> [Aim]
Within the material below, find each line bearing the word "Parque" and present it.

(Stored records)

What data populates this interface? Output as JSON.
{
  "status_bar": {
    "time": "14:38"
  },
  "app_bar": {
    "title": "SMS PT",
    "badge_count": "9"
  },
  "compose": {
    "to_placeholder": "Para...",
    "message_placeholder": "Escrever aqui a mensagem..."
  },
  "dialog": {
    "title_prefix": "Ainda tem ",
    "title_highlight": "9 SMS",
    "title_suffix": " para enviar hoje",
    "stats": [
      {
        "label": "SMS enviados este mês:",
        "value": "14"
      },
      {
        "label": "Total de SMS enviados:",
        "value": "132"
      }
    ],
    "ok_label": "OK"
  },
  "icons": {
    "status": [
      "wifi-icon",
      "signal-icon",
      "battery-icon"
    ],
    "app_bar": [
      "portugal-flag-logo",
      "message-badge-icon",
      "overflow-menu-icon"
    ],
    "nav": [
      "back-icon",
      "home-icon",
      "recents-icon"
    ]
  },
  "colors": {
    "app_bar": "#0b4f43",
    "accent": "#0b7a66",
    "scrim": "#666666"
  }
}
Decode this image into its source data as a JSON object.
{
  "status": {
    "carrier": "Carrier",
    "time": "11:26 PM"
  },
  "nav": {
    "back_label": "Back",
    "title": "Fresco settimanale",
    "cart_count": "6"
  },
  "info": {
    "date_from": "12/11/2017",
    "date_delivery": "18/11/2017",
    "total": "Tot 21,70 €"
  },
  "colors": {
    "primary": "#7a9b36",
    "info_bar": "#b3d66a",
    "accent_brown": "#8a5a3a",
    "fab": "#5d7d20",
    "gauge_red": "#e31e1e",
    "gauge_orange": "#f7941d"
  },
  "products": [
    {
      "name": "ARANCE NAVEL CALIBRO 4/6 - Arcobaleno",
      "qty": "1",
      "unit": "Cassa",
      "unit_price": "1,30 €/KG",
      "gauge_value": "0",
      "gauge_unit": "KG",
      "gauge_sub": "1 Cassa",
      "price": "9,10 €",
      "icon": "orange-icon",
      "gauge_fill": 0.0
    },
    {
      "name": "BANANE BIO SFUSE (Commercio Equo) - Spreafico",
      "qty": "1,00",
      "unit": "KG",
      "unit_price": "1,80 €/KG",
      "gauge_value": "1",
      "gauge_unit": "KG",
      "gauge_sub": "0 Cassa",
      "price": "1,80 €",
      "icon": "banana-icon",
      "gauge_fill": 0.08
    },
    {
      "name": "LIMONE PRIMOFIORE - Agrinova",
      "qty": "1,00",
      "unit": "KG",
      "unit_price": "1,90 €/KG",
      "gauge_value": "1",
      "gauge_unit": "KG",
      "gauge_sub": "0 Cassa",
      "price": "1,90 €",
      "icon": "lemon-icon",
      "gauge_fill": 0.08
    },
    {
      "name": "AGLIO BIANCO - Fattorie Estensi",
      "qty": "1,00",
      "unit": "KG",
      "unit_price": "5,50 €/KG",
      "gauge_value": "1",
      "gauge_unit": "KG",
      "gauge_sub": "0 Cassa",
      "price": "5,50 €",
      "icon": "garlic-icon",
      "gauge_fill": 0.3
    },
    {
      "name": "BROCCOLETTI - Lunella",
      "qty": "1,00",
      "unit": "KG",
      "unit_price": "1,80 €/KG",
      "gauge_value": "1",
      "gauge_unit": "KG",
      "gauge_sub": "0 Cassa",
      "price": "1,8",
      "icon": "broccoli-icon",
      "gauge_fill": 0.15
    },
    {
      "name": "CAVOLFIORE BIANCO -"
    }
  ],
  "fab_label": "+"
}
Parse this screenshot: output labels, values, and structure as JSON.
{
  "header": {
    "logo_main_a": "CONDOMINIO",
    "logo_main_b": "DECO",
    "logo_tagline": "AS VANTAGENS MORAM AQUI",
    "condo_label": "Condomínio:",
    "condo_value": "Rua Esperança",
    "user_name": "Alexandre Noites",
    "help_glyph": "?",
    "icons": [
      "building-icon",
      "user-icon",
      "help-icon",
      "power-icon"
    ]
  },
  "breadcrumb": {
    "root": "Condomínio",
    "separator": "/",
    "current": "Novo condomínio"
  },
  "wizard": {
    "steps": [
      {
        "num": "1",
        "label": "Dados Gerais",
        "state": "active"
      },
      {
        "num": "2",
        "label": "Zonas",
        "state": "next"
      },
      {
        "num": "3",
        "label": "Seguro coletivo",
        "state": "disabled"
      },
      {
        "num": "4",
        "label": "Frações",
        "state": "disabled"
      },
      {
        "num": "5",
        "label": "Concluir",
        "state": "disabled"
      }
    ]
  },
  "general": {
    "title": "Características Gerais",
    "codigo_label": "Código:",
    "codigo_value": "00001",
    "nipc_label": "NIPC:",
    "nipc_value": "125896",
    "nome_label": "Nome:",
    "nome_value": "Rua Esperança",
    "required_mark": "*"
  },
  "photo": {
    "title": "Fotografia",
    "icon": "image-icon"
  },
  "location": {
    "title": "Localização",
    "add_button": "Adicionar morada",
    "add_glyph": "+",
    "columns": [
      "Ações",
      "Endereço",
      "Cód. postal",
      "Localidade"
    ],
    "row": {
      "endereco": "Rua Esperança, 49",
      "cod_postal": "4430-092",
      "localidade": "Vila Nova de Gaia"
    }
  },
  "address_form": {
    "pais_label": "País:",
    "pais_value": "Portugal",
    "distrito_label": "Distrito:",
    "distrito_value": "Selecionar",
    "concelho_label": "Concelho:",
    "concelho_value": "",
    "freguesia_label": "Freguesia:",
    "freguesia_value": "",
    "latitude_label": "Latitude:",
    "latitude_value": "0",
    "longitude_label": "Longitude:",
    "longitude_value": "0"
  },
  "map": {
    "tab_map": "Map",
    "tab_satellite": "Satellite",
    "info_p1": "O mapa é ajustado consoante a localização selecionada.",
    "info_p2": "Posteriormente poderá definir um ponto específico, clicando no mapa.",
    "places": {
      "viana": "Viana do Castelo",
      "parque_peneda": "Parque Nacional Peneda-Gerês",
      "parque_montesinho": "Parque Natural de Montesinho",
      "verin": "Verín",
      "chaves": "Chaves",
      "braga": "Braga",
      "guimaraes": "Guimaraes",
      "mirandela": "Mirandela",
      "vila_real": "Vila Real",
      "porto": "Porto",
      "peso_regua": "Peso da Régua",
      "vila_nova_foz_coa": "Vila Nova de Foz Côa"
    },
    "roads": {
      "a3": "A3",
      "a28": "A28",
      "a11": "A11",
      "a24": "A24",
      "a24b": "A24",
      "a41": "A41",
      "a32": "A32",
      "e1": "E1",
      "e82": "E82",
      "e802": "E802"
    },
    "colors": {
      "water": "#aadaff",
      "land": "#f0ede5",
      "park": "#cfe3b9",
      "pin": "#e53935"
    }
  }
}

> [Output for this task]
      "parque_peneda": "Parque Nacional Peneda-Gerês",
      "parque_montesinho": "Parque Natural de Montesinho",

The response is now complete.